STATED TASK –
Pick out each line below containing "北京时间".

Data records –
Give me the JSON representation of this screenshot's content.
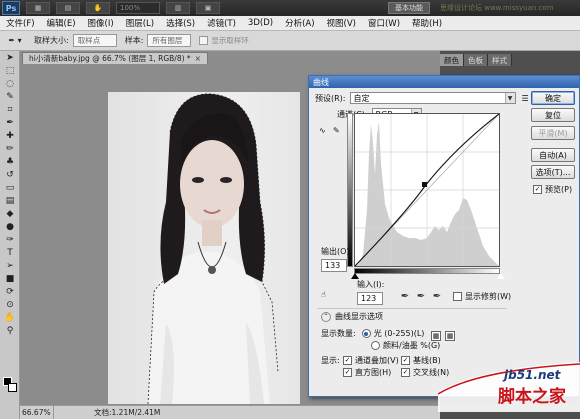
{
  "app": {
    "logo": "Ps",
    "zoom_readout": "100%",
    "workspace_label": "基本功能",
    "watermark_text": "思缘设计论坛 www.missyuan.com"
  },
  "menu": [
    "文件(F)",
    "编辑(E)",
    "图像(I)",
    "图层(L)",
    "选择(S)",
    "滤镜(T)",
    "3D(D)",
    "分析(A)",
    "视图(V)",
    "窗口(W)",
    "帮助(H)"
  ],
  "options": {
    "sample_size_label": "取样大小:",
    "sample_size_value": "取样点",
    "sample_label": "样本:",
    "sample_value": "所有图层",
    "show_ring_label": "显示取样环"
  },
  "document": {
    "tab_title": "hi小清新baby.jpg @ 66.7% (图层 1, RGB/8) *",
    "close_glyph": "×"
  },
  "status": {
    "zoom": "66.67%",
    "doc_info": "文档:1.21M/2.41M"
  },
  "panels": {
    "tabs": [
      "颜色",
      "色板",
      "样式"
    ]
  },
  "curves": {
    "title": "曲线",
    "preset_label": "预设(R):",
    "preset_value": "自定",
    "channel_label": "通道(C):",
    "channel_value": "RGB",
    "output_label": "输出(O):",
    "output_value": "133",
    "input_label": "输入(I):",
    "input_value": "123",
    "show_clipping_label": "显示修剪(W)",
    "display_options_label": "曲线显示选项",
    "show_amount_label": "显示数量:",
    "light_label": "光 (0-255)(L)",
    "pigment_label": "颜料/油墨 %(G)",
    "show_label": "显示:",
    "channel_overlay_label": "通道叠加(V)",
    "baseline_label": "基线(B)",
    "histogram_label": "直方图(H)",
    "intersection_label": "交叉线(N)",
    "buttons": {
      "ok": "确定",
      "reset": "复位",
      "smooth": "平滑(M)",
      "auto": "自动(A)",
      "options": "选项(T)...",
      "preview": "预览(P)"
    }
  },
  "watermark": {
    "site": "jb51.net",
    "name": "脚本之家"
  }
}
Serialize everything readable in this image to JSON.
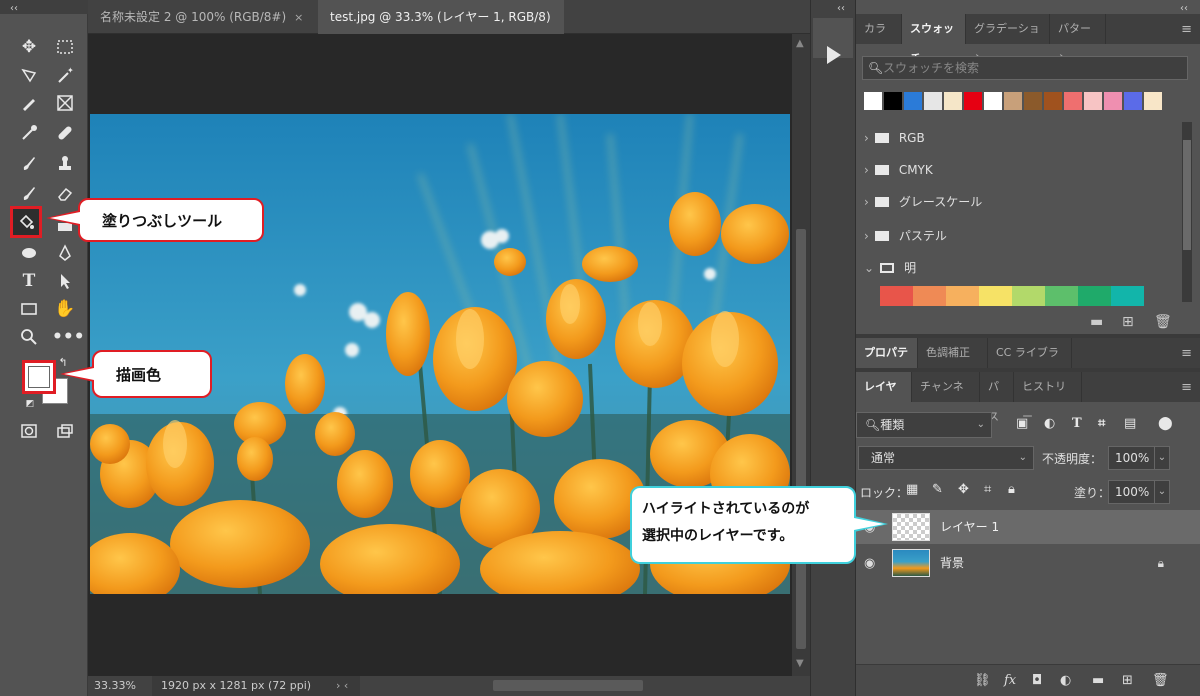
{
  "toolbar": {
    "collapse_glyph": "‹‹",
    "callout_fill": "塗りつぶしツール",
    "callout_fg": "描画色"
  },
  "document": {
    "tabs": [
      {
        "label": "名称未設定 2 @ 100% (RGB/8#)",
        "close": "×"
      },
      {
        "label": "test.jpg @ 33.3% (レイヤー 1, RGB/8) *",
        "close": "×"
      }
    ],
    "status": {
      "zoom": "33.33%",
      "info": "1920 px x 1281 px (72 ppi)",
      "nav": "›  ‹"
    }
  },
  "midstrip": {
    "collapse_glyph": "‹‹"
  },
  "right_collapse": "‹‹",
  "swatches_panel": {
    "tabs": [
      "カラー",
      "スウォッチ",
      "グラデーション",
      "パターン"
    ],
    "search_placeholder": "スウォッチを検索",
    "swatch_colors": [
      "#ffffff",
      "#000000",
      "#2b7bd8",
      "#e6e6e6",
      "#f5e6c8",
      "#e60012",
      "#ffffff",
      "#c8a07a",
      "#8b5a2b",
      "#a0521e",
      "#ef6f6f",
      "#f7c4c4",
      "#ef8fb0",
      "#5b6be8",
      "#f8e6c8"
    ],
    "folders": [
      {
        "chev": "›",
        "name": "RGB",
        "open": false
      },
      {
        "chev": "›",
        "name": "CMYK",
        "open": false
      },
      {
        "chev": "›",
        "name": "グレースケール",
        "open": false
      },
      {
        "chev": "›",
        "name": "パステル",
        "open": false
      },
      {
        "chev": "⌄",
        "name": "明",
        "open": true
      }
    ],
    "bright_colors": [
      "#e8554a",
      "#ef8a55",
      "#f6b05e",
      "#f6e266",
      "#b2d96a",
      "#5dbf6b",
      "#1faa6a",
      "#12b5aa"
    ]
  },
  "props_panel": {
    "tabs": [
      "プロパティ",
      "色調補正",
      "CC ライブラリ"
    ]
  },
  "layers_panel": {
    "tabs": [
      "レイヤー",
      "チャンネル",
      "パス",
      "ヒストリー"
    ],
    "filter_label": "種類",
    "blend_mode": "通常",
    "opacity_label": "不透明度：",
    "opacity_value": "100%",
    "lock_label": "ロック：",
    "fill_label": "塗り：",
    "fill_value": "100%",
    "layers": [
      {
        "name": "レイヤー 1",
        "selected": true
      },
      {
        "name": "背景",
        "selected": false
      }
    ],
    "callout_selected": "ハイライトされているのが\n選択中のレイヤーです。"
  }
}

==

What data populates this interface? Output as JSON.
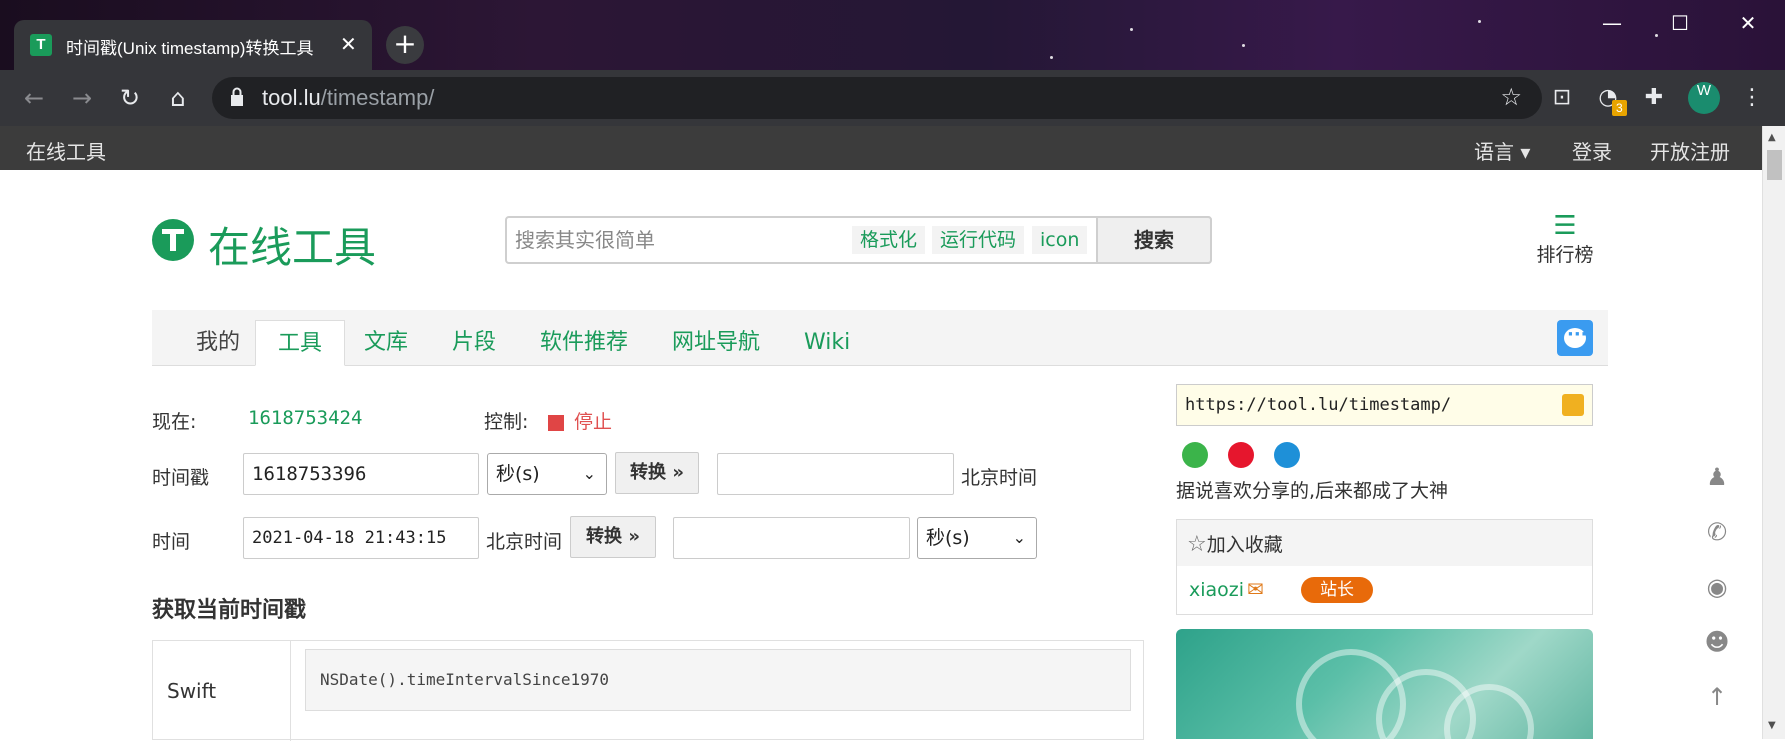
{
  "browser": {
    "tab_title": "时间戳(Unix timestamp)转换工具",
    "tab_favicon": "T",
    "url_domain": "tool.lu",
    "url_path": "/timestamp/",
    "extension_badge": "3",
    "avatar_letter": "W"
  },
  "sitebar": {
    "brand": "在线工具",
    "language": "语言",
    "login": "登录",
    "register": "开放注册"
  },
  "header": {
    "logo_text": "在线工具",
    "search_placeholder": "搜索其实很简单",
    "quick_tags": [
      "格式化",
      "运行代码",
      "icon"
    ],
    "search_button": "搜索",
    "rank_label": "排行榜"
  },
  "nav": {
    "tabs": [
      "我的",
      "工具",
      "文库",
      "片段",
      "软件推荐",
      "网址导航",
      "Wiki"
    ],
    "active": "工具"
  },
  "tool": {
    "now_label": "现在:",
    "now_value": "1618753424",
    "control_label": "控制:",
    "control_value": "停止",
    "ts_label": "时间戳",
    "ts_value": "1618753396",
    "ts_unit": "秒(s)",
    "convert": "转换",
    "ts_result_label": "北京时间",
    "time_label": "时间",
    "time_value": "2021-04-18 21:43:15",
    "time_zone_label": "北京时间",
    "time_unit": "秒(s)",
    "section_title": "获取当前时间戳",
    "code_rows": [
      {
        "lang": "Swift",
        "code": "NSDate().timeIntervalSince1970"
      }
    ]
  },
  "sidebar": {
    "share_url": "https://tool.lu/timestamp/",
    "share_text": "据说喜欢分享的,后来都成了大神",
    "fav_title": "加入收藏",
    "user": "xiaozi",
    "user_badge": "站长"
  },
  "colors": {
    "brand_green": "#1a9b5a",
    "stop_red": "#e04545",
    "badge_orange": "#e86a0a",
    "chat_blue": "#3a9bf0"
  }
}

FULL OUTPUT –
    "ts_result_label": "北京时间",
    "time_zone_label": "北京时间",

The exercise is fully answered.